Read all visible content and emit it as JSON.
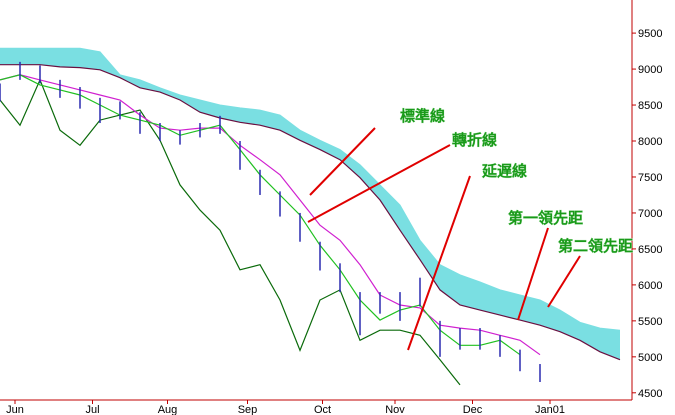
{
  "chart_data": {
    "type": "ichimoku",
    "x": [
      0,
      8,
      16,
      24,
      32,
      40,
      48,
      56,
      64,
      72,
      80,
      88,
      96,
      104,
      112,
      120,
      128,
      136,
      144,
      152,
      160,
      168,
      176,
      184,
      192,
      200,
      208,
      216,
      224,
      232,
      240,
      248
    ],
    "xlim": [
      0,
      252.8
    ],
    "xticks": [
      {
        "value": 6,
        "label": "Jun"
      },
      {
        "value": 37,
        "label": "Jul"
      },
      {
        "value": 67,
        "label": "Aug"
      },
      {
        "value": 99,
        "label": "Sep"
      },
      {
        "value": 129,
        "label": "Oct"
      },
      {
        "value": 158,
        "label": "Nov"
      },
      {
        "value": 189,
        "label": "Dec"
      },
      {
        "value": 220,
        "label": "Jan01"
      }
    ],
    "ylim": [
      4400,
      9960
    ],
    "yticks": [
      4500,
      5000,
      5500,
      6000,
      6500,
      7000,
      7500,
      8000,
      8500,
      9000,
      9500
    ],
    "series": [
      {
        "color": "#7adfe2",
        "values": [
          9290,
          9290,
          9290,
          9290,
          9290,
          9240,
          8920,
          8850,
          8740,
          8640,
          8570,
          8500,
          8460,
          8430,
          8360,
          8150,
          8010,
          7880,
          7670,
          7390,
          7110,
          6620,
          6280,
          6140,
          6040,
          5930,
          5860,
          5790,
          5650,
          5480,
          5400,
          5370
        ]
      },
      {
        "color": "#6a1040",
        "values": [
          9060,
          9060,
          9060,
          9030,
          9020,
          8990,
          8880,
          8740,
          8680,
          8570,
          8400,
          8320,
          8260,
          8220,
          8150,
          8010,
          7880,
          7740,
          7490,
          7180,
          6760,
          6350,
          5930,
          5720,
          5650,
          5580,
          5510,
          5440,
          5350,
          5230,
          5070,
          4960
        ]
      },
      {
        "color": "#d020d0",
        "values": [
          8850,
          8920,
          8850,
          8780,
          8710,
          8640,
          8570,
          8360,
          8180,
          8150,
          8180,
          8180,
          7940,
          7740,
          7530,
          7180,
          6830,
          6620,
          6280,
          5860,
          5720,
          5680,
          5440,
          5400,
          5370,
          5300,
          5230,
          5030,
          null,
          null,
          null,
          null
        ]
      },
      {
        "color": "#20c020",
        "values": [
          8850,
          8920,
          8780,
          8710,
          8640,
          8500,
          8360,
          8290,
          8220,
          8080,
          8150,
          8220,
          7880,
          7530,
          7250,
          6970,
          6550,
          6210,
          5790,
          5510,
          5650,
          5720,
          5370,
          5160,
          5160,
          5230,
          5030,
          null,
          null,
          null,
          null,
          null
        ]
      },
      {
        "color": "#0a6a0a",
        "values": [
          8570,
          8220,
          8850,
          8150,
          7940,
          8290,
          8360,
          8430,
          8010,
          7390,
          7040,
          6760,
          6210,
          6280,
          5790,
          5090,
          5790,
          5930,
          5230,
          5370,
          5370,
          5300,
          4960,
          4610,
          null,
          null,
          null,
          null,
          null,
          null,
          null,
          null
        ]
      },
      {
        "color": "#2a2ab0",
        "high": [
          8800,
          9100,
          9050,
          8850,
          8750,
          8600,
          8550,
          8400,
          8250,
          8150,
          8250,
          8350,
          8000,
          7600,
          7300,
          7000,
          6600,
          6300,
          5900,
          5900,
          5900,
          6100,
          5500,
          5400,
          5400,
          5300,
          5100,
          4900,
          null,
          null,
          null,
          null
        ],
        "low": [
          8550,
          8850,
          8800,
          8600,
          8450,
          8250,
          8300,
          8100,
          8000,
          7950,
          8050,
          8100,
          7600,
          7250,
          6950,
          6600,
          6200,
          5900,
          5300,
          5600,
          5500,
          5700,
          5000,
          5100,
          5100,
          5000,
          4800,
          4650,
          null,
          null,
          null,
          null
        ]
      }
    ],
    "annotations": [
      "標準線",
      "轉折線",
      "延遅線",
      "第一領先距",
      "第二領先距"
    ]
  }
}
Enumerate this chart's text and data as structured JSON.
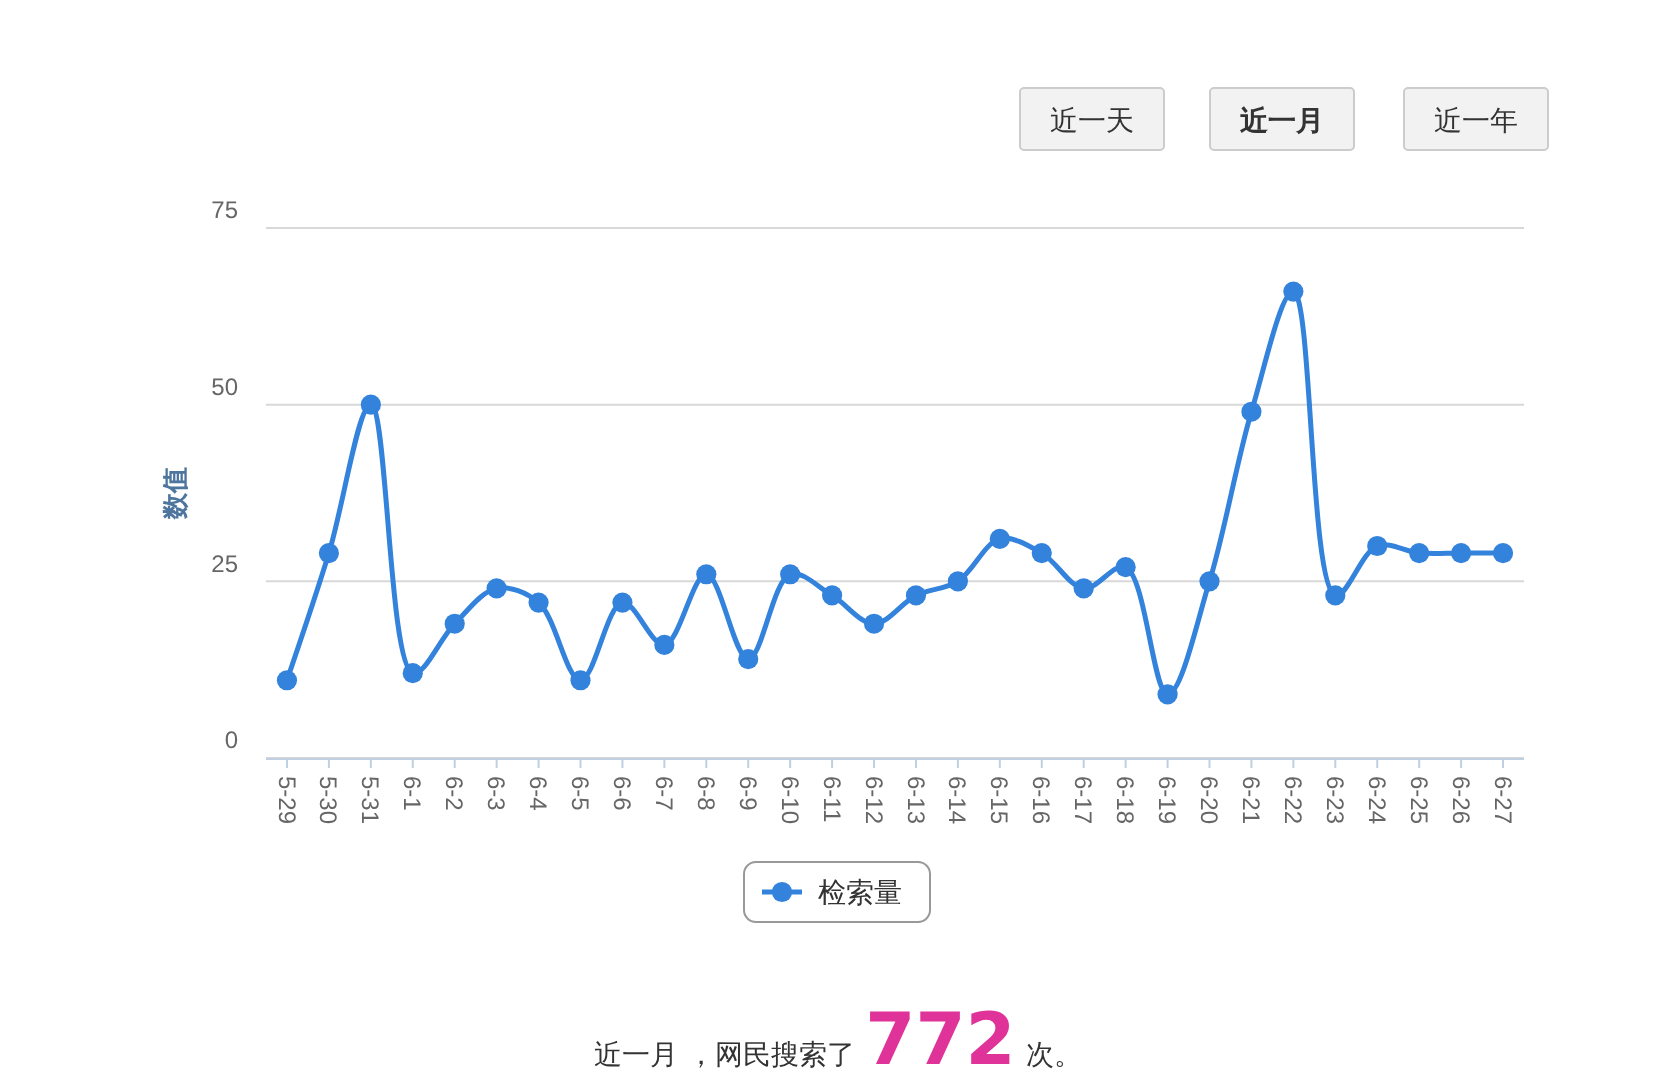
{
  "chart_data": {
    "type": "line",
    "ylabel": "数值",
    "categories": [
      "5-29",
      "5-30",
      "5-31",
      "6-1",
      "6-2",
      "6-3",
      "6-4",
      "6-5",
      "6-6",
      "6-7",
      "6-8",
      "6-9",
      "6-10",
      "6-11",
      "6-12",
      "6-13",
      "6-14",
      "6-15",
      "6-16",
      "6-17",
      "6-18",
      "6-19",
      "6-20",
      "6-21",
      "6-22",
      "6-23",
      "6-24",
      "6-25",
      "6-26",
      "6-27"
    ],
    "series": [
      {
        "name": "检索量",
        "color": "#3382dc",
        "values": [
          11,
          29,
          50,
          12,
          19,
          24,
          22,
          11,
          22,
          16,
          26,
          14,
          26,
          23,
          19,
          23,
          25,
          31,
          29,
          24,
          27,
          9,
          25,
          49,
          66,
          23,
          30,
          29,
          29,
          29
        ]
      }
    ],
    "ylim": [
      0,
      75
    ],
    "yticks": [
      0,
      25,
      50,
      75
    ],
    "grid": "y",
    "legend": "bottom",
    "marker": "circle",
    "line_style": "solid",
    "annotations": [
      "近一天",
      "近一月",
      "近一年",
      "近一月 ，网民搜索了772次。"
    ]
  }
}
# # # # # # #
*PROBLEM DETAILS:*
Copy the data character for character, but drop all pictures from the copy.

*EXERCISE SOLUTION:*
Read all visible content and emit it as JSON.
{
  "chart_data": {
    "type": "ichimoku",
    "x": [
      0,
      8,
      16,
      24,
      32,
      40,
      48,
      56,
      64,
      72,
      80,
      88,
      96,
      104,
      112,
      120,
      128,
      136,
      144,
      152,
      160,
      168,
      176,
      184,
      192,
      200,
      208,
      216,
      224,
      232,
      240,
      248
    ],
    "xlim": [
      0,
      252.8
    ],
    "xticks": [
      {
        "value": 6,
        "label": "Jun"
      },
      {
        "value": 37,
        "label": "Jul"
      },
      {
        "value": 67,
        "label": "Aug"
      },
      {
        "value": 99,
        "label": "Sep"
      },
      {
        "value": 129,
        "label": "Oct"
      },
      {
        "value": 158,
        "label": "Nov"
      },
      {
        "value": 189,
        "label": "Dec"
      },
      {
        "value": 220,
        "label": "Jan01"
      }
    ],
    "ylim": [
      4400,
      9960
    ],
    "yticks": [
      4500,
      5000,
      5500,
      6000,
      6500,
      7000,
      7500,
      8000,
      8500,
      9000,
      9500
    ],
    "series": [
      {
        "color": "#7adfe2",
        "values": [
          9290,
          9290,
          9290,
          9290,
          9290,
          9240,
          8920,
          8850,
          8740,
          8640,
          8570,
          8500,
          8460,
          8430,
          8360,
          8150,
          8010,
          7880,
          7670,
          7390,
          7110,
          6620,
          6280,
          6140,
          6040,
          5930,
          5860,
          5790,
          5650,
          5480,
          5400,
          5370
        ]
      },
      {
        "color": "#6a1040",
        "values": [
          9060,
          9060,
          9060,
          9030,
          9020,
          8990,
          8880,
          8740,
          8680,
          8570,
          8400,
          8320,
          8260,
          8220,
          8150,
          8010,
          7880,
          7740,
          7490,
          7180,
          6760,
          6350,
          5930,
          5720,
          5650,
          5580,
          5510,
          5440,
          5350,
          5230,
          5070,
          4960
        ]
      },
      {
        "color": "#d020d0",
        "values": [
          8850,
          8920,
          8850,
          8780,
          8710,
          8640,
          8570,
          8360,
          8180,
          8150,
          8180,
          8180,
          7940,
          7740,
          7530,
          7180,
          6830,
          6620,
          6280,
          5860,
          5720,
          5680,
          5440,
          5400,
          5370,
          5300,
          5230,
          5030,
          null,
          null,
          null,
          null
        ]
      },
      {
        "color": "#20c020",
        "values": [
          8850,
          8920,
          8780,
          8710,
          8640,
          8500,
          8360,
          8290,
          8220,
          8080,
          8150,
          8220,
          7880,
          7530,
          7250,
          6970,
          6550,
          6210,
          5790,
          5510,
          5650,
          5720,
          5370,
          5160,
          5160,
          5230,
          5030,
          null,
          null,
          null,
          null,
          null
        ]
      },
      {
        "color": "#0a6a0a",
        "values": [
          8570,
          8220,
          8850,
          8150,
          7940,
          8290,
          8360,
          8430,
          8010,
          7390,
          7040,
          6760,
          6210,
          6280,
          5790,
          5090,
          5790,
          5930,
          5230,
          5370,
          5370,
          5300,
          4960,
          4610,
          null,
          null,
          null,
          null,
          null,
          null,
          null,
          null
        ]
      },
      {
        "color": "#2a2ab0",
        "high": [
          8800,
          9100,
          9050,
          8850,
          8750,
          8600,
          8550,
          8400,
          8250,
          8150,
          8250,
          8350,
          8000,
          7600,
          7300,
          7000,
          6600,
          6300,
          5900,
          5900,
          5900,
          6100,
          5500,
          5400,
          5400,
          5300,
          5100,
          4900,
          null,
          null,
          null,
          null
        ],
        "low": [
          8550,
          8850,
          8800,
          8600,
          8450,
          8250,
          8300,
          8100,
          8000,
          7950,
          8050,
          8100,
          7600,
          7250,
          6950,
          6600,
          6200,
          5900,
          5300,
          5600,
          5500,
          5700,
          5000,
          5100,
          5100,
          5000,
          4800,
          4650,
          null,
          null,
          null,
          null
        ]
      }
    ],
    "annotations": [
      "標準線",
      "轉折線",
      "延遅線",
      "第一領先距",
      "第二領先距"
    ]
  }
}
Enumerate this chart's text and data as structured JSON.
{
  "chart_data": {
    "type": "line",
    "ylabel": "数值",
    "categories": [
      "5-29",
      "5-30",
      "5-31",
      "6-1",
      "6-2",
      "6-3",
      "6-4",
      "6-5",
      "6-6",
      "6-7",
      "6-8",
      "6-9",
      "6-10",
      "6-11",
      "6-12",
      "6-13",
      "6-14",
      "6-15",
      "6-16",
      "6-17",
      "6-18",
      "6-19",
      "6-20",
      "6-21",
      "6-22",
      "6-23",
      "6-24",
      "6-25",
      "6-26",
      "6-27"
    ],
    "series": [
      {
        "name": "检索量",
        "color": "#3382dc",
        "values": [
          11,
          29,
          50,
          12,
          19,
          24,
          22,
          11,
          22,
          16,
          26,
          14,
          26,
          23,
          19,
          23,
          25,
          31,
          29,
          24,
          27,
          9,
          25,
          49,
          66,
          23,
          30,
          29,
          29,
          29
        ]
      }
    ],
    "ylim": [
      0,
      75
    ],
    "yticks": [
      0,
      25,
      50,
      75
    ],
    "grid": "y",
    "legend": "bottom",
    "marker": "circle",
    "line_style": "solid",
    "annotations": [
      "近一天",
      "近一月",
      "近一年",
      "近一月 ，网民搜索了772次。"
    ]
  }
}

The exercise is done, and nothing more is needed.